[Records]
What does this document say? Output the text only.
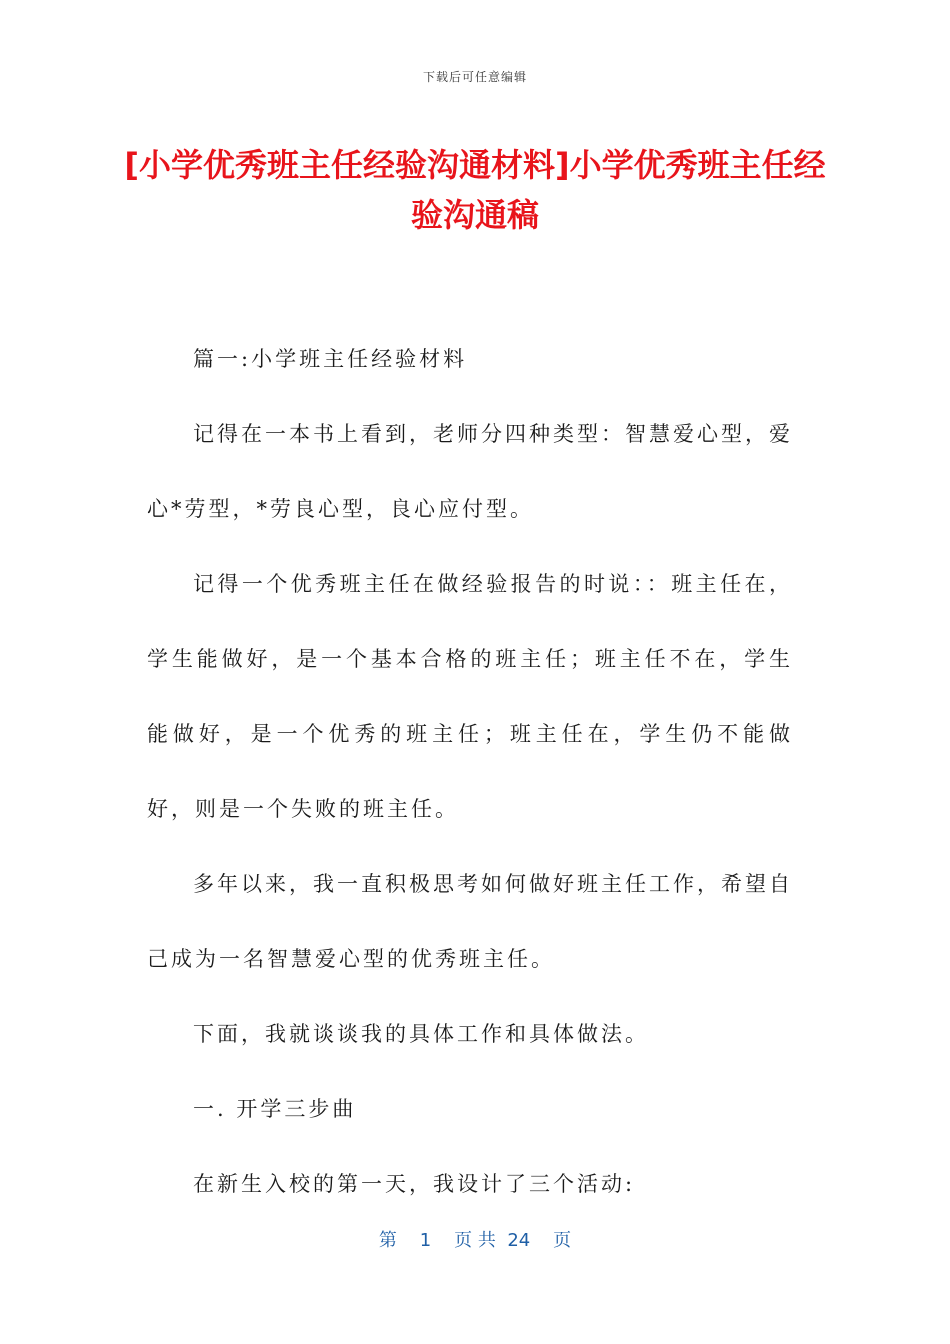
下载后可任意编辑
[小学优秀班主任经验沟通材料]小学优秀班主任经验沟通稿

篇一:小学班主任经验材料

记得在一本书上看到，老师分四种类型：智慧爱心型，爱心*劳型，*劳良心型，良心应付型。

记得一个优秀班主任在做经验报告的时说：：班主任在，学生能做好，是一个基本合格的班主任；班主任不在，学生能做好，是一个优秀的班主任；班主任在，学生仍不能做好，则是一个失败的班主任。

多年以来，我一直积极思考如何做好班主任工作，希望自己成为一名智慧爱心型的优秀班主任。

下面，我就谈谈我的具体工作和具体做法。

一. 开学三步曲

在新生入校的第一天，我设计了三个活动:

第 1 页 共 24 页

→ **Task requirements**:
All of the records above must be copied exactly, except for the pictures.

→ **Worked solution**:
What does this document say? Output the text only.
下载后可任意编辑
[小学优秀班主任经验沟通材料]小学优秀班主任经验沟通稿

篇一:小学班主任经验材料

记得在一本书上看到，老师分四种类型：智慧爱心型，爱心*劳型，*劳良心型，良心应付型。

记得一个优秀班主任在做经验报告的时说：：班主任在，学生能做好，是一个基本合格的班主任；班主任不在，学生能做好，是一个优秀的班主任；班主任在，学生仍不能做好，则是一个失败的班主任。

多年以来，我一直积极思考如何做好班主任工作，希望自己成为一名智慧爱心型的优秀班主任。

下面，我就谈谈我的具体工作和具体做法。

一. 开学三步曲

在新生入校的第一天，我设计了三个活动:

第 1 页 共 24 页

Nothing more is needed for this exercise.